DIRECTIONS FOR THIS TASK: Repeat every entry in the listing below, exactly.

++++ RECORDS SUPPLIED

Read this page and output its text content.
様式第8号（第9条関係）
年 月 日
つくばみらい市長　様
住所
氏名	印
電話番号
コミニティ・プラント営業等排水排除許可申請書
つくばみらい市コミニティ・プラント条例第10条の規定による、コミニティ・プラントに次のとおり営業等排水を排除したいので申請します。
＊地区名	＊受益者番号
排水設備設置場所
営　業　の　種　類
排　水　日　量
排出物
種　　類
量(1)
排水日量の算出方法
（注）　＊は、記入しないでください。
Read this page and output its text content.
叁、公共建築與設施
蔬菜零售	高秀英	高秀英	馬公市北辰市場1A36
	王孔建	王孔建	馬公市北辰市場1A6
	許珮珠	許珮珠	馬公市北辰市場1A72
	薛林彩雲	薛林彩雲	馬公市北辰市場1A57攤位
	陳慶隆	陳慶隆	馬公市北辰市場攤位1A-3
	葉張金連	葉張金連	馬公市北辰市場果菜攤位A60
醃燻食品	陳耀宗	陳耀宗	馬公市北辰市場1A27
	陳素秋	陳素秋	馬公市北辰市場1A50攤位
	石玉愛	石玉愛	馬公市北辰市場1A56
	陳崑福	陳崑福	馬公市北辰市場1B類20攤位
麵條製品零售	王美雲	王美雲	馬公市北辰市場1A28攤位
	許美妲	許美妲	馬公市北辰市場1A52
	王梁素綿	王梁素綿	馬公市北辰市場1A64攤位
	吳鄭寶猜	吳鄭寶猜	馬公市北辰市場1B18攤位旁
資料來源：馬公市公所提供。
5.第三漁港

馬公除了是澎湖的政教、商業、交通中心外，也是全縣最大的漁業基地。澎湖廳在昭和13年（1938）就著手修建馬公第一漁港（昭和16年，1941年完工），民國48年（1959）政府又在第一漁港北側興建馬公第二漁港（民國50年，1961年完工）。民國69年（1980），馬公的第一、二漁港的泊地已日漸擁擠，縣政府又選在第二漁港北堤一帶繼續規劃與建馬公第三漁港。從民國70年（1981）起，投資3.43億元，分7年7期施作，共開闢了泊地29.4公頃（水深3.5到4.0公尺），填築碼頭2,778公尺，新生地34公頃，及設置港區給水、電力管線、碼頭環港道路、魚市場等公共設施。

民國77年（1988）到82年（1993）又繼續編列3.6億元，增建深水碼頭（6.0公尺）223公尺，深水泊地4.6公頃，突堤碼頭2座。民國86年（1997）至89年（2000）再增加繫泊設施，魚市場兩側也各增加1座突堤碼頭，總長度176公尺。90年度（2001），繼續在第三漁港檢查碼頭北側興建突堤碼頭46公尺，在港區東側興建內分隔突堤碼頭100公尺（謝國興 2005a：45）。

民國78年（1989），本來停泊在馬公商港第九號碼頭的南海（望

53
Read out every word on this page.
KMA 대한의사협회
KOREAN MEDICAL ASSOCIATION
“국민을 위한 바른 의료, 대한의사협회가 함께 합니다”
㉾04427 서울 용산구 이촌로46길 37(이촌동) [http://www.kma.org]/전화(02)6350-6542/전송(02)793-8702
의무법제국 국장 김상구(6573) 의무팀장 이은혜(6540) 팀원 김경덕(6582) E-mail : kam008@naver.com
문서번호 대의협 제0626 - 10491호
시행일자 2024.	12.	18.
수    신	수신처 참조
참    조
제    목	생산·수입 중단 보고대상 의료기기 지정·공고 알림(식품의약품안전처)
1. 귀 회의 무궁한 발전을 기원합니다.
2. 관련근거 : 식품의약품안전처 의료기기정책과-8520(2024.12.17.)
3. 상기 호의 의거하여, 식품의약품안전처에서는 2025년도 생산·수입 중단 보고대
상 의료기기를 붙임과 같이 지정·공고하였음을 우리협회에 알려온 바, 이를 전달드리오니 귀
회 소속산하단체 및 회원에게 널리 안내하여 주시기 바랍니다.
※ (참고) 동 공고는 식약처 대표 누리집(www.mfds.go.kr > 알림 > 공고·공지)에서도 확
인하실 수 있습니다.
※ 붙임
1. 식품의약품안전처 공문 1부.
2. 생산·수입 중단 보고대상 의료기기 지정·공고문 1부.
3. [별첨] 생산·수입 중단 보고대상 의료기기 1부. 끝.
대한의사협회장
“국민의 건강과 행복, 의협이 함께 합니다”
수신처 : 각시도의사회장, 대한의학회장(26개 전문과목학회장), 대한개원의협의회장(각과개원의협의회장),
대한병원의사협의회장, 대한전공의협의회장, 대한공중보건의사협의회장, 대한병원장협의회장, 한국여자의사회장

++++++++

RESULT OF THE TASK:
Read this page and output its text content.
様式第8号（第9条関係）
年 月 日
つくばみらい市長　様
住所
氏名	印
電話番号
コミニティ・プラント営業等排水排除許可申請書
つくばみらい市コミニティ・プラント条例第10条の規定による、コミニティ・プラントに次のとおり営業等排水を排除したいので申請します。
＊地区名	＊受益者番号
排水設備設置場所
営　業　の　種　類
排　水　日　量
排出物
種　　類
量(1)
排水日量の算出方法
（注）　＊は、記入しないでください。
Read this page and output its text content.
叁、公共建築與設施
蔬菜零售	高秀英	高秀英	馬公市北辰市場1A36
	王孔建	王孔建	馬公市北辰市場1A6
	許珮珠	許珮珠	馬公市北辰市場1A72
	薛林彩雲	薛林彩雲	馬公市北辰市場1A57攤位
	陳慶隆	陳慶隆	馬公市北辰市場攤位1A-3
	葉張金連	葉張金連	馬公市北辰市場果菜攤位A60
醃燻食品	陳耀宗	陳耀宗	馬公市北辰市場1A27
	陳素秋	陳素秋	馬公市北辰市場1A50攤位
	石玉愛	石玉愛	馬公市北辰市場1A56
	陳崑福	陳崑福	馬公市北辰市場1B類20攤位
麵條製品零售	王美雲	王美雲	馬公市北辰市場1A28攤位
	許美妲	許美妲	馬公市北辰市場1A52
	王梁素綿	王梁素綿	馬公市北辰市場1A64攤位
	吳鄭寶猜	吳鄭寶猜	馬公市北辰市場1B18攤位旁
資料來源：馬公市公所提供。
5.第三漁港

馬公除了是澎湖的政教、商業、交通中心外，也是全縣最大的漁業基地。澎湖廳在昭和13年（1938）就著手修建馬公第一漁港（昭和16年，1941年完工），民國48年（1959）政府又在第一漁港北側興建馬公第二漁港（民國50年，1961年完工）。民國69年（1980），馬公的第一、二漁港的泊地已日漸擁擠，縣政府又選在第二漁港北堤一帶繼續規劃與建馬公第三漁港。從民國70年（1981）起，投資3.43億元，分7年7期施作，共開闢了泊地29.4公頃（水深3.5到4.0公尺），填築碼頭2,778公尺，新生地34公頃，及設置港區給水、電力管線、碼頭環港道路、魚市場等公共設施。

民國77年（1988）到82年（1993）又繼續編列3.6億元，增建深水碼頭（6.0公尺）223公尺，深水泊地4.6公頃，突堤碼頭2座。民國86年（1997）至89年（2000）再增加繫泊設施，魚市場兩側也各增加1座突堤碼頭，總長度176公尺。90年度（2001），繼續在第三漁港檢查碼頭北側興建突堤碼頭46公尺，在港區東側興建內分隔突堤碼頭100公尺（謝國興 2005a：45）。

民國78年（1989），本來停泊在馬公商港第九號碼頭的南海（望

53
Read out every word on this page.
KMA 대한의사협회
KOREAN MEDICAL ASSOCIATION
“국민을 위한 바른 의료, 대한의사협회가 함께 합니다”
㉾04427 서울 용산구 이촌로46길 37(이촌동) [http://www.kma.org]/전화(02)6350-6542/전송(02)793-8702
의무법제국 국장 김상구(6573) 의무팀장 이은혜(6540) 팀원 김경덕(6582) E-mail : kam008@naver.com
문서번호 대의협 제0626 - 10491호
시행일자 2024.	12.	18.
수    신	수신처 참조
참    조
제    목	생산·수입 중단 보고대상 의료기기 지정·공고 알림(식품의약품안전처)
1. 귀 회의 무궁한 발전을 기원합니다.
2. 관련근거 : 식품의약품안전처 의료기기정책과-8520(2024.12.17.)
3. 상기 호의 의거하여, 식품의약품안전처에서는 2025년도 생산·수입 중단 보고대
상 의료기기를 붙임과 같이 지정·공고하였음을 우리협회에 알려온 바, 이를 전달드리오니 귀
회 소속산하단체 및 회원에게 널리 안내하여 주시기 바랍니다.
※ (참고) 동 공고는 식약처 대표 누리집(www.mfds.go.kr > 알림 > 공고·공지)에서도 확
인하실 수 있습니다.
※ 붙임
1. 식품의약품안전처 공문 1부.
2. 생산·수입 중단 보고대상 의료기기 지정·공고문 1부.
3. [별첨] 생산·수입 중단 보고대상 의료기기 1부. 끝.
대한의사협회장
“국민의 건강과 행복, 의협이 함께 합니다”
수신처 : 각시도의사회장, 대한의학회장(26개 전문과목학회장), 대한개원의협의회장(각과개원의협의회장),
대한병원의사협의회장, 대한전공의협의회장, 대한공중보건의사협의회장, 대한병원장협의회장, 한국여자의사회장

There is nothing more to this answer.